### [Request]
Reproduce the records below exactly as they appear, omitting any pictures they contain.

### [Data entries]
----

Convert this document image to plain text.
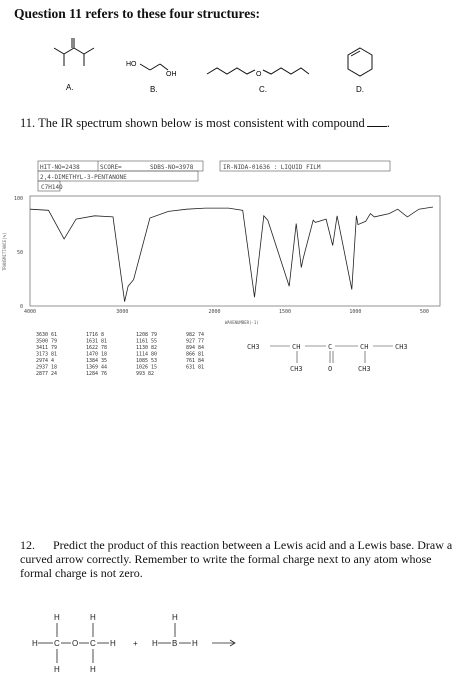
Question 11 refers to these four structures:
A.
HO
OH
B.
O
C.	D.
11. The IR spectrum shown below is most consistent with compound .
HIT-NO=2438	SCORE=	SDBS-NO=3978	IR-NIDA-01636 : LIQUID FILM
2,4-DIMETHYL-3-PENTANONE
C7H14O
100
50
0
TRANSMITTANCE(%)
4000	3000	2000	1500	1000	500
WAVENUMBER(-1)
3630 61	1716 8	1208 79	982 74
3500 79	1631 81	1161 55	927 77
3411 79	1622 78	1130 82	894 84
3173 81	1470 18	1114 80	866 81
2974 4	1384 35	1085 53	761 84
2937 18	1369 44	1026 15	631 81
2877 24	1284 76	993 82
CH3	CH	C	CH	CH3
CH3	O	CH3
12. Predict the product of this reaction between a Lewis acid and a Lewis base. Draw a curved arrow correctly. Remember to write the formal charge next to any atom whose formal charge is not zero.
H	H
H C O C H
H	H
+
H
H B H
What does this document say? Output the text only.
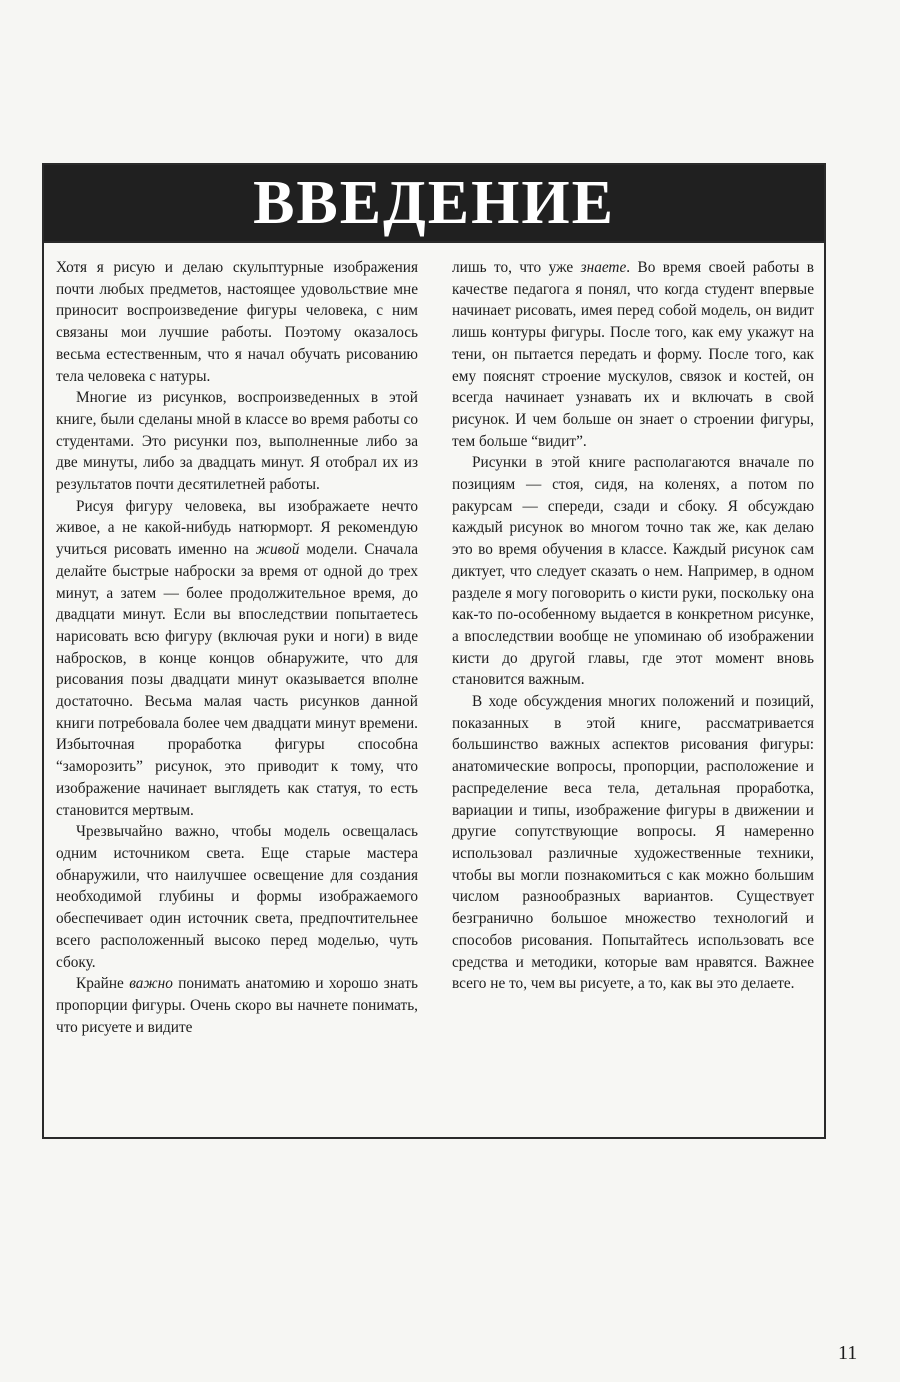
ВВЕДЕНИЕ

Хотя я рисую и делаю скульптурные изображения почти любых предметов, настоящее удовольствие мне приносит воспроизведение фигуры человека, с ним связаны мои лучшие работы. Поэтому оказалось весьма естественным, что я начал обучать рисованию тела человека с натуры.

Многие из рисунков, воспроизведенных в этой книге, были сделаны мной в классе во время работы со студентами. Это рисунки поз, выполненные либо за две минуты, либо за двадцать минут. Я отобрал их из результатов почти десятилетней работы.

Рисуя фигуру человека, вы изображаете нечто живое, а не какой-нибудь натюрморт. Я рекомендую учиться рисовать именно на живой модели. Сначала делайте быстрые наброски за время от одной до трех минут, а затем — более продолжительное время, до двадцати минут. Если вы впоследствии попытаетесь нарисовать всю фигуру (включая руки и ноги) в виде набросков, в конце концов обнаружите, что для рисования позы двадцати минут оказывается вполне достаточно. Весьма малая часть рисунков данной книги потребовала более чем двадцати минут времени. Избыточная проработка фигуры способна “заморозить” рисунок, это приводит к тому, что изображение начинает выглядеть как статуя, то есть становится мертвым.

Чрезвычайно важно, чтобы модель освещалась одним источником света. Еще старые мастера обнаружили, что наилучшее освещение для создания необходимой глубины и формы изображаемого обеспечивает один источник света, предпочтительнее всего расположенный высоко перед моделью, чуть сбоку.

Крайне важно понимать анатомию и хорошо знать пропорции фигуры. Очень скоро вы начнете понимать, что рисуете и видите

лишь то, что уже знаете. Во время своей работы в качестве педагога я понял, что когда студент впервые начинает рисовать, имея перед собой модель, он видит лишь контуры фигуры. После того, как ему укажут на тени, он пытается передать и форму. После того, как ему пояснят строение мускулов, связок и костей, он всегда начинает узнавать их и включать в свой рисунок. И чем больше он знает о строении фигуры, тем больше “видит”.

Рисунки в этой книге располагаются вначале по позициям — стоя, сидя, на коленях, а потом по ракурсам — спереди, сзади и сбоку. Я обсуждаю каждый рисунок во многом точно так же, как делаю это во время обучения в классе. Каждый рисунок сам диктует, что следует сказать о нем. Например, в одном разделе я могу поговорить о кисти руки, поскольку она как-то по-особенному выдается в конкретном рисунке, а впоследствии вообще не упоминаю об изображении кисти до другой главы, где этот момент вновь становится важным.

В ходе обсуждения многих положений и позиций, показанных в этой книге, рассматривается большинство важных аспектов рисования фигуры: анатомические вопросы, пропорции, расположение и распределение веса тела, детальная проработка, вариации и типы, изображение фигуры в движении и другие сопутствующие вопросы. Я намеренно использовал различные художественные техники, чтобы вы могли познакомиться с как можно большим числом разнообразных вариантов. Существует безгранично большое множество технологий и способов рисования. Попытайтесь использовать все средства и методики, которые вам нравятся. Важнее всего не то, чем вы рисуете, а то, как вы это делаете.

11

----

### [Reply to the exercise]
Convert this document image to plain text.
Question 11 refers to these four structures:
A.
HO
OH
B.
O
C.	D.
11. The IR spectrum shown below is most consistent with compound .
HIT-NO=2438	SCORE=	SDBS-NO=3978	IR-NIDA-01636 : LIQUID FILM
2,4-DIMETHYL-3-PENTANONE
C7H14O
100
50
0
TRANSMITTANCE(%)
4000	3000	2000	1500	1000	500
WAVENUMBER(-1)
3630 61	1716 8	1208 79	982 74
3500 79	1631 81	1161 55	927 77
3411 79	1622 78	1130 82	894 84
3173 81	1470 18	1114 80	866 81
2974 4	1384 35	1085 53	761 84
2937 18	1369 44	1026 15	631 81
2877 24	1284 76	993 82
CH3	CH	C	CH	CH3
CH3	O	CH3
12. Predict the product of this reaction between a Lewis acid and a Lewis base. Draw a curved arrow correctly. Remember to write the formal charge next to any atom whose formal charge is not zero.
H	H
H C O C H
H	H
+
H
H B H
What does this document say? Output the text only.
ВВЕДЕНИЕ

Хотя я рисую и делаю скульптурные изображения почти любых предметов, настоящее удовольствие мне приносит воспроизведение фигуры человека, с ним связаны мои лучшие работы. Поэтому оказалось весьма естественным, что я начал обучать рисованию тела человека с натуры.

Многие из рисунков, воспроизведенных в этой книге, были сделаны мной в классе во время работы со студентами. Это рисунки поз, выполненные либо за две минуты, либо за двадцать минут. Я отобрал их из результатов почти десятилетней работы.

Рисуя фигуру человека, вы изображаете нечто живое, а не какой-нибудь натюрморт. Я рекомендую учиться рисовать именно на живой модели. Сначала делайте быстрые наброски за время от одной до трех минут, а затем — более продолжительное время, до двадцати минут. Если вы впоследствии попытаетесь нарисовать всю фигуру (включая руки и ноги) в виде набросков, в конце концов обнаружите, что для рисования позы двадцати минут оказывается вполне достаточно. Весьма малая часть рисунков данной книги потребовала более чем двадцати минут времени. Избыточная проработка фигуры способна “заморозить” рисунок, это приводит к тому, что изображение начинает выглядеть как статуя, то есть становится мертвым.

Чрезвычайно важно, чтобы модель освещалась одним источником света. Еще старые мастера обнаружили, что наилучшее освещение для создания необходимой глубины и формы изображаемого обеспечивает один источник света, предпочтительнее всего расположенный высоко перед моделью, чуть сбоку.

Крайне важно понимать анатомию и хорошо знать пропорции фигуры. Очень скоро вы начнете понимать, что рисуете и видите

лишь то, что уже знаете. Во время своей работы в качестве педагога я понял, что когда студент впервые начинает рисовать, имея перед собой модель, он видит лишь контуры фигуры. После того, как ему укажут на тени, он пытается передать и форму. После того, как ему пояснят строение мускулов, связок и костей, он всегда начинает узнавать их и включать в свой рисунок. И чем больше он знает о строении фигуры, тем больше “видит”.

Рисунки в этой книге располагаются вначале по позициям — стоя, сидя, на коленях, а потом по ракурсам — спереди, сзади и сбоку. Я обсуждаю каждый рисунок во многом точно так же, как делаю это во время обучения в классе. Каждый рисунок сам диктует, что следует сказать о нем. Например, в одном разделе я могу поговорить о кисти руки, поскольку она как-то по-особенному выдается в конкретном рисунке, а впоследствии вообще не упоминаю об изображении кисти до другой главы, где этот момент вновь становится важным.

В ходе обсуждения многих положений и позиций, показанных в этой книге, рассматривается большинство важных аспектов рисования фигуры: анатомические вопросы, пропорции, расположение и распределение веса тела, детальная проработка, вариации и типы, изображение фигуры в движении и другие сопутствующие вопросы. Я намеренно использовал различные художественные техники, чтобы вы могли познакомиться с как можно большим числом разнообразных вариантов. Существует безгранично большое множество технологий и способов рисования. Попытайтесь использовать все средства и методики, которые вам нравятся. Важнее всего не то, чем вы рисуете, а то, как вы это делаете.

11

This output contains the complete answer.